__Stated goal__. Would you quote the material below in full and unchanged?

__Information shown__.
►

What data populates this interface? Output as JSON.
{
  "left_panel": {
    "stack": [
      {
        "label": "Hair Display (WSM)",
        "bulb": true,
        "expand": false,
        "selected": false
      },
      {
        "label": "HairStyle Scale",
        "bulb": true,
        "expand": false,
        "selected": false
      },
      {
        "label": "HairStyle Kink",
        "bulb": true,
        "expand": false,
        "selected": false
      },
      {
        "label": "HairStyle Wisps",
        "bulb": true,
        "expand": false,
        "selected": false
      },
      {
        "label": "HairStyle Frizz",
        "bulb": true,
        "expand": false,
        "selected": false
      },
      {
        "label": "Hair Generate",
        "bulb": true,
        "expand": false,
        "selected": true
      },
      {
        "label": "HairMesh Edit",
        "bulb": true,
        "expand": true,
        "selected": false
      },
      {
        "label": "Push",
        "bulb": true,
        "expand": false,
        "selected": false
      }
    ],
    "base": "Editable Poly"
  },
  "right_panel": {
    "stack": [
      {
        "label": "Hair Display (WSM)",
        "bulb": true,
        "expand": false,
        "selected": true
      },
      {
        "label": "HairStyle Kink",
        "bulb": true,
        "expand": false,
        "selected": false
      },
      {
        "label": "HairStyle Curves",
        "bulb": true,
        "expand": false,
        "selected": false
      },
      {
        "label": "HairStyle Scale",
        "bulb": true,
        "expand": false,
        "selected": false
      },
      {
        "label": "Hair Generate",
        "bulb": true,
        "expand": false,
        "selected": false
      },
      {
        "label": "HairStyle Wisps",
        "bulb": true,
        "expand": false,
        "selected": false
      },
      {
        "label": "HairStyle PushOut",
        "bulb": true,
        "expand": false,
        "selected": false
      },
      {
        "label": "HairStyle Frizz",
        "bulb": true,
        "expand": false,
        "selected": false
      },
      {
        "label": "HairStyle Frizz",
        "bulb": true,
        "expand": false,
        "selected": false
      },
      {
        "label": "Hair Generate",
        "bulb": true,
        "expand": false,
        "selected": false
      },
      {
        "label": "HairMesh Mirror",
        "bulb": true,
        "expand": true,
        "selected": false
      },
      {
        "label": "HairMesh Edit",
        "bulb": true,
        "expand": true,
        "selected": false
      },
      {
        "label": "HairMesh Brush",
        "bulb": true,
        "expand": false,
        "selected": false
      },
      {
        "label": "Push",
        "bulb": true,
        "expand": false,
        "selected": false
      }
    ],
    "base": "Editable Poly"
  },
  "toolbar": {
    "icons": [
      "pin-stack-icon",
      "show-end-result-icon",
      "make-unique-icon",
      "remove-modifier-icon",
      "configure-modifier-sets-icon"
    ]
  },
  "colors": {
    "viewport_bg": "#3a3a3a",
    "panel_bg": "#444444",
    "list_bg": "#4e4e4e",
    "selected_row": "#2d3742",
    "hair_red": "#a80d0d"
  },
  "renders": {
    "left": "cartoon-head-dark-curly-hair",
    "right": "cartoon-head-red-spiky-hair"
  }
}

◄

__Answer to this exercise__.
What data populates this interface? Output as JSON.
{
  "left_panel": {
    "stack": [
      {
        "label": "Hair Display (WSM)",
        "bulb": true,
        "expand": false,
        "selected": false
      },
      {
        "label": "HairStyle Scale",
        "bulb": true,
        "expand": false,
        "selected": false
      },
      {
        "label": "HairStyle Kink",
        "bulb": true,
        "expand": false,
        "selected": false
      },
      {
        "label": "HairStyle Wisps",
        "bulb": true,
        "expand": false,
        "selected": false
      },
      {
        "label": "HairStyle Frizz",
        "bulb": true,
        "expand": false,
        "selected": false
      },
      {
        "label": "Hair Generate",
        "bulb": true,
        "expand": false,
        "selected": true
      },
      {
        "label": "HairMesh Edit",
        "bulb": true,
        "expand": true,
        "selected": false
      },
      {
        "label": "Push",
        "bulb": true,
        "expand": false,
        "selected": false
      }
    ],
    "base": "Editable Poly"
  },
  "right_panel": {
    "stack": [
      {
        "label": "Hair Display (WSM)",
        "bulb": true,
        "expand": false,
        "selected": true
      },
      {
        "label": "HairStyle Kink",
        "bulb": true,
        "expand": false,
        "selected": false
      },
      {
        "label": "HairStyle Curves",
        "bulb": true,
        "expand": false,
        "selected": false
      },
      {
        "label": "HairStyle Scale",
        "bulb": true,
        "expand": false,
        "selected": false
      },
      {
        "label": "Hair Generate",
        "bulb": true,
        "expand": false,
        "selected": false
      },
      {
        "label": "HairStyle Wisps",
        "bulb": true,
        "expand": false,
        "selected": false
      },
      {
        "label": "HairStyle PushOut",
        "bulb": true,
        "expand": false,
        "selected": false
      },
      {
        "label": "HairStyle Frizz",
        "bulb": true,
        "expand": false,
        "selected": false
      },
      {
        "label": "HairStyle Frizz",
        "bulb": true,
        "expand": false,
        "selected": false
      },
      {
        "label": "Hair Generate",
        "bulb": true,
        "expand": false,
        "selected": false
      },
      {
        "label": "HairMesh Mirror",
        "bulb": true,
        "expand": true,
        "selected": false
      },
      {
        "label": "HairMesh Edit",
        "bulb": true,
        "expand": true,
        "selected": false
      },
      {
        "label": "HairMesh Brush",
        "bulb": true,
        "expand": false,
        "selected": false
      },
      {
        "label": "Push",
        "bulb": true,
        "expand": false,
        "selected": false
      }
    ],
    "base": "Editable Poly"
  },
  "toolbar": {
    "icons": [
      "pin-stack-icon",
      "show-end-result-icon",
      "make-unique-icon",
      "remove-modifier-icon",
      "configure-modifier-sets-icon"
    ]
  },
  "colors": {
    "viewport_bg": "#3a3a3a",
    "panel_bg": "#444444",
    "list_bg": "#4e4e4e",
    "selected_row": "#2d3742",
    "hair_red": "#a80d0d"
  },
  "renders": {
    "left": "cartoon-head-dark-curly-hair",
    "right": "cartoon-head-red-spiky-hair"
  }
}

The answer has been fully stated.